**Material for this exercise:**
- - -

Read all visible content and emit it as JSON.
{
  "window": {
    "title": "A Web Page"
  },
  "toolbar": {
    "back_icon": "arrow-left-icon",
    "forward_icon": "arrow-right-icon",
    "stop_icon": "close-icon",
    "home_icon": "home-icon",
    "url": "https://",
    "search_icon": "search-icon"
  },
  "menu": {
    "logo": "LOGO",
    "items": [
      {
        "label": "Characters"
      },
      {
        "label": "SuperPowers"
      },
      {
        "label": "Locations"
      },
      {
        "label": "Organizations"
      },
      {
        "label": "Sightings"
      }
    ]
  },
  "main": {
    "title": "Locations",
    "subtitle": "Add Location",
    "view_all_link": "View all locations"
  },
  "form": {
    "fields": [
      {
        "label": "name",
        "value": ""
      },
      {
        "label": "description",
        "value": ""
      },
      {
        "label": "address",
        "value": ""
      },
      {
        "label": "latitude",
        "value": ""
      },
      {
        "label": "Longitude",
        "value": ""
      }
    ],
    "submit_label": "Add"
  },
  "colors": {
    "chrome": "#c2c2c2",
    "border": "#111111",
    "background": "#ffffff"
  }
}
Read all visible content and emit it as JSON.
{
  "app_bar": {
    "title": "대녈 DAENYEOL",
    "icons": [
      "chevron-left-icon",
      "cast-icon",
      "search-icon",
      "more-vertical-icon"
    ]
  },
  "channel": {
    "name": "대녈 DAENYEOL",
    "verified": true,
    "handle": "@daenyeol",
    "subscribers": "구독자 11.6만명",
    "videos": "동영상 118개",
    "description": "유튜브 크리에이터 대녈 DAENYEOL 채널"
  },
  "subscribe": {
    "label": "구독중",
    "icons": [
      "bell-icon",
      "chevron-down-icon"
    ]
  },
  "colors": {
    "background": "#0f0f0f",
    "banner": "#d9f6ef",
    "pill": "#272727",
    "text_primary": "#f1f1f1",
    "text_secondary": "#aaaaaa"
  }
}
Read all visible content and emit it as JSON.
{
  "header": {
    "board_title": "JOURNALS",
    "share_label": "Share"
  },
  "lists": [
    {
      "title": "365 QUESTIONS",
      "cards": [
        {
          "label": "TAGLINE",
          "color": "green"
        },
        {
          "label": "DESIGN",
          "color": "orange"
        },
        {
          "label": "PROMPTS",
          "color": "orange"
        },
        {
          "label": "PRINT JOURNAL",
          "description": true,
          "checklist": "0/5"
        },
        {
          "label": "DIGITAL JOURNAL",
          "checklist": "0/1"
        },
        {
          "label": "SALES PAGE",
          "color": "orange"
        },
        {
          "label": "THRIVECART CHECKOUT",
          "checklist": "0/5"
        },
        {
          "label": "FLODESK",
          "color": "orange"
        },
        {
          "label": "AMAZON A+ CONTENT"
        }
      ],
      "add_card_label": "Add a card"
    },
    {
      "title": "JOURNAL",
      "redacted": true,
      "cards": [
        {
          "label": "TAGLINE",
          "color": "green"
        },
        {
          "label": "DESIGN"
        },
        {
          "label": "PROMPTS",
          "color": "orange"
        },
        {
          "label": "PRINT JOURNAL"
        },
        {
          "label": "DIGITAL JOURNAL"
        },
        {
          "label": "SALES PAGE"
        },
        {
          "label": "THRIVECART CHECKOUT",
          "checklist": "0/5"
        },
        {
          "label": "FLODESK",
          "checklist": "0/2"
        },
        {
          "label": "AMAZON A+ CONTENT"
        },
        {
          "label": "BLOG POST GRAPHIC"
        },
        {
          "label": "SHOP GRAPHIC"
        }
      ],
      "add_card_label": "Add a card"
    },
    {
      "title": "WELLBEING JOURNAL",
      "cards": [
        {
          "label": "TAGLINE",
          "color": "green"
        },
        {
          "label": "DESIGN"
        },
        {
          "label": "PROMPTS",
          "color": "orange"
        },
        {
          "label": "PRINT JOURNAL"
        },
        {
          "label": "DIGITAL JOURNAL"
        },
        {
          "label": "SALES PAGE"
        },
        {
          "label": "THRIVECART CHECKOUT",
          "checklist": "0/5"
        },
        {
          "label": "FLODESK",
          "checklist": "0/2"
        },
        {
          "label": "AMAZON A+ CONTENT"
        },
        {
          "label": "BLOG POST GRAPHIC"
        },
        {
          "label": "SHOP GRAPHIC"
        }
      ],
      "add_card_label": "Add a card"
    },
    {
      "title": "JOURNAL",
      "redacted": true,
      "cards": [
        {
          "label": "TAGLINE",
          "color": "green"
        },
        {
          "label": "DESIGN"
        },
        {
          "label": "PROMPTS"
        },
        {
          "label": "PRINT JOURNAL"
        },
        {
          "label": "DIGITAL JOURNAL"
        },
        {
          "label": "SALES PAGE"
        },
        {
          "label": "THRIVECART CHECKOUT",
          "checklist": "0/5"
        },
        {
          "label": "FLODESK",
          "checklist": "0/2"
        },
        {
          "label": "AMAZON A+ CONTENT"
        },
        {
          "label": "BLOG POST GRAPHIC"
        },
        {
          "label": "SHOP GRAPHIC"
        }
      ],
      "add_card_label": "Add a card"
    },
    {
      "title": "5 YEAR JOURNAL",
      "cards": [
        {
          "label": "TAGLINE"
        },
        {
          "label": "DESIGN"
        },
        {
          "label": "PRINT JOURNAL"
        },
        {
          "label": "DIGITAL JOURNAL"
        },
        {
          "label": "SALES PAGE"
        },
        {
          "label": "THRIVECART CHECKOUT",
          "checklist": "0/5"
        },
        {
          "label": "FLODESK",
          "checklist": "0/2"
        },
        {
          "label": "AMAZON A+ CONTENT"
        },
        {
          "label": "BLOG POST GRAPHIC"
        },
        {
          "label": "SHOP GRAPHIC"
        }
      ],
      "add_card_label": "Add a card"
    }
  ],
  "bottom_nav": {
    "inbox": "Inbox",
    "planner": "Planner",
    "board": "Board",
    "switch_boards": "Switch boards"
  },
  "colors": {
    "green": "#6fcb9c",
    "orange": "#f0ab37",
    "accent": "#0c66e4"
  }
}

- - -

**Instructions for the task:** Restate the whole listing exactly, leaving out nothing.

**Response to this task:**
Read all visible content and emit it as JSON.
{
  "window": {
    "title": "A Web Page"
  },
  "toolbar": {
    "back_icon": "arrow-left-icon",
    "forward_icon": "arrow-right-icon",
    "stop_icon": "close-icon",
    "home_icon": "home-icon",
    "url": "https://",
    "search_icon": "search-icon"
  },
  "menu": {
    "logo": "LOGO",
    "items": [
      {
        "label": "Characters"
      },
      {
        "label": "SuperPowers"
      },
      {
        "label": "Locations"
      },
      {
        "label": "Organizations"
      },
      {
        "label": "Sightings"
      }
    ]
  },
  "main": {
    "title": "Locations",
    "subtitle": "Add Location",
    "view_all_link": "View all locations"
  },
  "form": {
    "fields": [
      {
        "label": "name",
        "value": ""
      },
      {
        "label": "description",
        "value": ""
      },
      {
        "label": "address",
        "value": ""
      },
      {
        "label": "latitude",
        "value": ""
      },
      {
        "label": "Longitude",
        "value": ""
      }
    ],
    "submit_label": "Add"
  },
  "colors": {
    "chrome": "#c2c2c2",
    "border": "#111111",
    "background": "#ffffff"
  }
}
Read all visible content and emit it as JSON.
{
  "app_bar": {
    "title": "대녈 DAENYEOL",
    "icons": [
      "chevron-left-icon",
      "cast-icon",
      "search-icon",
      "more-vertical-icon"
    ]
  },
  "channel": {
    "name": "대녈 DAENYEOL",
    "verified": true,
    "handle": "@daenyeol",
    "subscribers": "구독자 11.6만명",
    "videos": "동영상 118개",
    "description": "유튜브 크리에이터 대녈 DAENYEOL 채널"
  },
  "subscribe": {
    "label": "구독중",
    "icons": [
      "bell-icon",
      "chevron-down-icon"
    ]
  },
  "colors": {
    "background": "#0f0f0f",
    "banner": "#d9f6ef",
    "pill": "#272727",
    "text_primary": "#f1f1f1",
    "text_secondary": "#aaaaaa"
  }
}
Read all visible content and emit it as JSON.
{
  "header": {
    "board_title": "JOURNALS",
    "share_label": "Share"
  },
  "lists": [
    {
      "title": "365 QUESTIONS",
      "cards": [
        {
          "label": "TAGLINE",
          "color": "green"
        },
        {
          "label": "DESIGN",
          "color": "orange"
        },
        {
          "label": "PROMPTS",
          "color": "orange"
        },
        {
          "label": "PRINT JOURNAL",
          "description": true,
          "checklist": "0/5"
        },
        {
          "label": "DIGITAL JOURNAL",
          "checklist": "0/1"
        },
        {
          "label": "SALES PAGE",
          "color": "orange"
        },
        {
          "label": "THRIVECART CHECKOUT",
          "checklist": "0/5"
        },
        {
          "label": "FLODESK",
          "color": "orange"
        },
        {
          "label": "AMAZON A+ CONTENT"
        }
      ],
      "add_card_label": "Add a card"
    },
    {
      "title": "JOURNAL",
      "redacted": true,
      "cards": [
        {
          "label": "TAGLINE",
          "color": "green"
        },
        {
          "label": "DESIGN"
        },
        {
          "label": "PROMPTS",
          "color": "orange"
        },
        {
          "label": "PRINT JOURNAL"
        },
        {
          "label": "DIGITAL JOURNAL"
        },
        {
          "label": "SALES PAGE"
        },
        {
          "label": "THRIVECART CHECKOUT",
          "checklist": "0/5"
        },
        {
          "label": "FLODESK",
          "checklist": "0/2"
        },
        {
          "label": "AMAZON A+ CONTENT"
        },
        {
          "label": "BLOG POST GRAPHIC"
        },
        {
          "label": "SHOP GRAPHIC"
        }
      ],
      "add_card_label": "Add a card"
    },
    {
      "title": "WELLBEING JOURNAL",
      "cards": [
        {
          "label": "TAGLINE",
          "color": "green"
        },
        {
          "label": "DESIGN"
        },
        {
          "label": "PROMPTS",
          "color": "orange"
        },
        {
          "label": "PRINT JOURNAL"
        },
        {
          "label": "DIGITAL JOURNAL"
        },
        {
          "label": "SALES PAGE"
        },
        {
          "label": "THRIVECART CHECKOUT",
          "checklist": "0/5"
        },
        {
          "label": "FLODESK",
          "checklist": "0/2"
        },
        {
          "label": "AMAZON A+ CONTENT"
        },
        {
          "label": "BLOG POST GRAPHIC"
        },
        {
          "label": "SHOP GRAPHIC"
        }
      ],
      "add_card_label": "Add a card"
    },
    {
      "title": "JOURNAL",
      "redacted": true,
      "cards": [
        {
          "label": "TAGLINE",
          "color": "green"
        },
        {
          "label": "DESIGN"
        },
        {
          "label": "PROMPTS"
        },
        {
          "label": "PRINT JOURNAL"
        },
        {
          "label": "DIGITAL JOURNAL"
        },
        {
          "label": "SALES PAGE"
        },
        {
          "label": "THRIVECART CHECKOUT",
          "checklist": "0/5"
        },
        {
          "label": "FLODESK",
          "checklist": "0/2"
        },
        {
          "label": "AMAZON A+ CONTENT"
        },
        {
          "label": "BLOG POST GRAPHIC"
        },
        {
          "label": "SHOP GRAPHIC"
        }
      ],
      "add_card_label": "Add a card"
    },
    {
      "title": "5 YEAR JOURNAL",
      "cards": [
        {
          "label": "TAGLINE"
        },
        {
          "label": "DESIGN"
        },
        {
          "label": "PRINT JOURNAL"
        },
        {
          "label": "DIGITAL JOURNAL"
        },
        {
          "label": "SALES PAGE"
        },
        {
          "label": "THRIVECART CHECKOUT",
          "checklist": "0/5"
        },
        {
          "label": "FLODESK",
          "checklist": "0/2"
        },
        {
          "label": "AMAZON A+ CONTENT"
        },
        {
          "label": "BLOG POST GRAPHIC"
        },
        {
          "label": "SHOP GRAPHIC"
        }
      ],
      "add_card_label": "Add a card"
    }
  ],
  "bottom_nav": {
    "inbox": "Inbox",
    "planner": "Planner",
    "board": "Board",
    "switch_boards": "Switch boards"
  },
  "colors": {
    "green": "#6fcb9c",
    "orange": "#f0ab37",
    "accent": "#0c66e4"
  }
}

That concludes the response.